Directions for this task
Copy all records verbatim.

Raw data
---*---
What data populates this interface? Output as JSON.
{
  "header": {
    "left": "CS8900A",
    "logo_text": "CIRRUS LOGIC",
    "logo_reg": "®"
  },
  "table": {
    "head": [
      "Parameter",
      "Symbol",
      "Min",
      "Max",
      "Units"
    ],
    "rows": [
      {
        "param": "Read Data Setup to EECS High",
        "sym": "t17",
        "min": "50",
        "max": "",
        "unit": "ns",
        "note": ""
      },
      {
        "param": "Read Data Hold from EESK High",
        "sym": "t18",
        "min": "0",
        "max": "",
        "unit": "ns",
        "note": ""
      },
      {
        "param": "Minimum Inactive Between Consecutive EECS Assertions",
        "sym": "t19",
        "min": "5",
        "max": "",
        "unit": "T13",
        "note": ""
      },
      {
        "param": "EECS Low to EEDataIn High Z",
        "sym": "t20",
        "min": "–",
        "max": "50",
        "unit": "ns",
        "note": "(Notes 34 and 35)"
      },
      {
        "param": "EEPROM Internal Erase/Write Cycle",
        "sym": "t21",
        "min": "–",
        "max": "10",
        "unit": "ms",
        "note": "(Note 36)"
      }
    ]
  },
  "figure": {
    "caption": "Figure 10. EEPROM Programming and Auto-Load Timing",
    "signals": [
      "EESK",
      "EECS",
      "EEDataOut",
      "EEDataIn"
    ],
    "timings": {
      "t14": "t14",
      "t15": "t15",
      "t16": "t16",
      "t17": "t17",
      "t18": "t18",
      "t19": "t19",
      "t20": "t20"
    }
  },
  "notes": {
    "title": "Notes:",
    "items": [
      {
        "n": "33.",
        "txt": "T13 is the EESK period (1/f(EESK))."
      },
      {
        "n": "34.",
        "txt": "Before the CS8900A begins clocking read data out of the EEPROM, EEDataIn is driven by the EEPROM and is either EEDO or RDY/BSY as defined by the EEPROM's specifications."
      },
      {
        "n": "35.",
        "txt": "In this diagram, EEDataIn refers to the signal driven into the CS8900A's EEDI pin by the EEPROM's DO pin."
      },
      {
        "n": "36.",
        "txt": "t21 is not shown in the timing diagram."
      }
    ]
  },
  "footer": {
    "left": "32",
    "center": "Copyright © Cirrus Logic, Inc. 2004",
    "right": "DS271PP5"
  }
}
---*---
The solution
What data populates this interface? Output as JSON.
{
  "header": {
    "left": "CS8900A",
    "logo_text": "CIRRUS LOGIC",
    "logo_reg": "®"
  },
  "table": {
    "head": [
      "Parameter",
      "Symbol",
      "Min",
      "Max",
      "Units"
    ],
    "rows": [
      {
        "param": "Read Data Setup to EECS High",
        "sym": "t17",
        "min": "50",
        "max": "",
        "unit": "ns",
        "note": ""
      },
      {
        "param": "Read Data Hold from EESK High",
        "sym": "t18",
        "min": "0",
        "max": "",
        "unit": "ns",
        "note": ""
      },
      {
        "param": "Minimum Inactive Between Consecutive EECS Assertions",
        "sym": "t19",
        "min": "5",
        "max": "",
        "unit": "T13",
        "note": ""
      },
      {
        "param": "EECS Low to EEDataIn High Z",
        "sym": "t20",
        "min": "–",
        "max": "50",
        "unit": "ns",
        "note": "(Notes 34 and 35)"
      },
      {
        "param": "EEPROM Internal Erase/Write Cycle",
        "sym": "t21",
        "min": "–",
        "max": "10",
        "unit": "ms",
        "note": "(Note 36)"
      }
    ]
  },
  "figure": {
    "caption": "Figure 10. EEPROM Programming and Auto-Load Timing",
    "signals": [
      "EESK",
      "EECS",
      "EEDataOut",
      "EEDataIn"
    ],
    "timings": {
      "t14": "t14",
      "t15": "t15",
      "t16": "t16",
      "t17": "t17",
      "t18": "t18",
      "t19": "t19",
      "t20": "t20"
    }
  },
  "notes": {
    "title": "Notes:",
    "items": [
      {
        "n": "33.",
        "txt": "T13 is the EESK period (1/f(EESK))."
      },
      {
        "n": "34.",
        "txt": "Before the CS8900A begins clocking read data out of the EEPROM, EEDataIn is driven by the EEPROM and is either EEDO or RDY/BSY as defined by the EEPROM's specifications."
      },
      {
        "n": "35.",
        "txt": "In this diagram, EEDataIn refers to the signal driven into the CS8900A's EEDI pin by the EEPROM's DO pin."
      },
      {
        "n": "36.",
        "txt": "t21 is not shown in the timing diagram."
      }
    ]
  },
  "footer": {
    "left": "32",
    "center": "Copyright © Cirrus Logic, Inc. 2004",
    "right": "DS271PP5"
  }
}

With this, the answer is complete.